KURZE ÜBUNG A
Nennen Sie alle Arten von Veranstaltungen, die die schreibende Person laut dem zitierten Text neben dem Beruf besucht hat.
KURZE ÜBUNG B
Prüfen Sie anhand des zitierten Textes, ob die folgenden Aussagen zutreffen: (i) Die Eltern der schreibenden Person waren Akademiker. (ii) Die Weiterbildung wurde vom Arbeitgeber verlangt. (iii) Beim Sabbatical im öffentlichen Dienst folgt auf drei Jahre mit 75 % Verdienst ein freies Jahr. Beantworten Sie jede Aussage mit Ja oder Nein und belegen Sie die Antwort mit einem wörtlichen Zitat.
KURZE ÜBUNG C
Tippen Sie aus dem zitierten Text alles von „Ich habe mich“ bis hinunter zu „bitteschön?“ originalgetreu ab.

ZITIERTER TEXT

Eigentlich bin ich ja bei
Danisch
über diesen
Spiegel-Artikel
gestolpert, der von ihm bekannt meisterlich als der Unsinn zerlegt
wurde, der er ist. Trotzdem möchte ich noch ein paar Gedanken
dazufügen, weil mich bereits die ersten Sätze fast aus dem Sessel
gehoben haben.
„Stellen Sie sich vor, Sie würden in einer Welt leben, in der
Sie sich frei entwickeln können.“
Wieso? Wieso soll ich mir das vorstellen?
Ich lebe immerhin in einer Welt, in der ich mich frei entwickeln
kann.
Meine Eltern waren einfache Arbeiter.
Ich habe einen einfachen Beruf erlernt.
Ich habe mich freiwillig nebenher weitergebildet, die Technische
Universität belästigt, Büchereien durchgraben, Weiterbildungen,
Schulungen und Seminare besucht. Das hat kein Arbeitgeber von mir
gefordert, keine „Gesellschaft“ von mir erwartet, sondern das ist
das, was ich selbst wollte. Heute bin ich selbständiger Unternehmer
mit Haus und Auto, ernähre eine vierköpfige Familie, unternehme mit
meinen Lieben Reisen und kann meinen Kindern einen guten Start ins
Leben ermöglichen. Also was soll ich mir besseres vorstellen,
bitteschön?
„In einer Gesellschaft, in der Selbstverwirklichung einen
höheren Stellenwert hat als Produktivität. In der Sie weniger
arbeiten und dafür Ihren Sehnsüchten nachgehen.“
Wir leben in einer Welt mit 40- bis 35-Stunden-Wochen und einer
Höchstzahl an Teilzeitarbeitsplätzen. Viele Frauen arbeiten –
durchaus auch auf eigenen Wunsch – nur Teilzeit. Im öffentlichen
Dienst boomt der Sabbatical, also nach drei Jahren mit 75% Verdienst
ein freies Jahr zuhause. Ich als Unternehmer kann mich, durchaus
saison- aber auch eigeninteressenabhängig, auch mal ein paar Tage
oder Wochen ausklinken; der „Papamonat“ war bei meinen Kindern
kein Thema, denn ich habe einfach ein paar Wochen meine Termine
abgesagt, auf Verdienst verzichtet und die Zeit lieber meinen Kindern
geschenkt.

BEREITGESTELLTE DATEN
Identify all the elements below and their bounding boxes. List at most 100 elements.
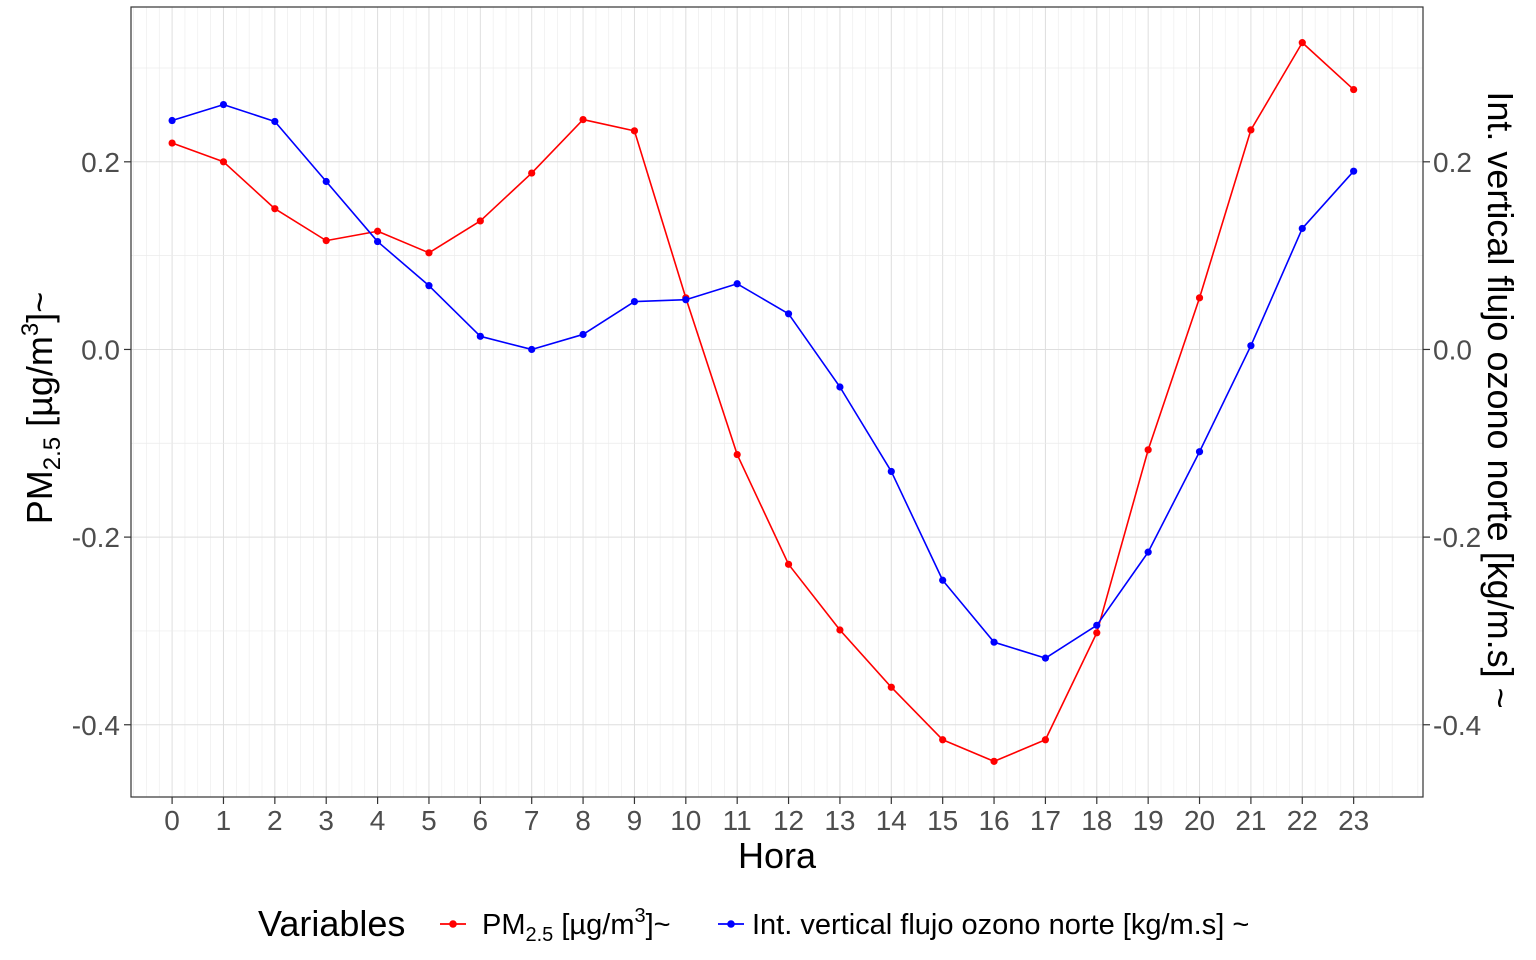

RICHTIGE LÖSUNG A
Weiterbildungen, Schulungen, Seminare

RICHTIGE LÖSUNG B
(i) Nein: „Meine Eltern waren einfache Arbeiter.“
(ii) Nein: „Das hat kein Arbeitgeber von mir gefordert“
(iii) Ja: „nach drei Jahren mit 75% Verdienst ein freies Jahr zuhause“

RICHTIGE LÖSUNG C
Ich habe mich freiwillig nebenher weitergebildet, die Technische
Universität belästigt, Büchereien durchgraben, Weiterbildungen,
Schulungen und Seminare besucht. Das hat kein Arbeitgeber von mir
gefordert, keine „Gesellschaft“ von mir erwartet, sondern das ist
das, was ich selbst wollte. Heute bin ich selbständiger Unternehmer
mit Haus und Auto, ernähre eine vierköpfige Familie, unternehme mit
meinen Lieben Reisen und kann meinen Kindern einen guten Start ins
Leben ermöglichen. Also was soll ich mir besseres vorstellen,
bitteschön?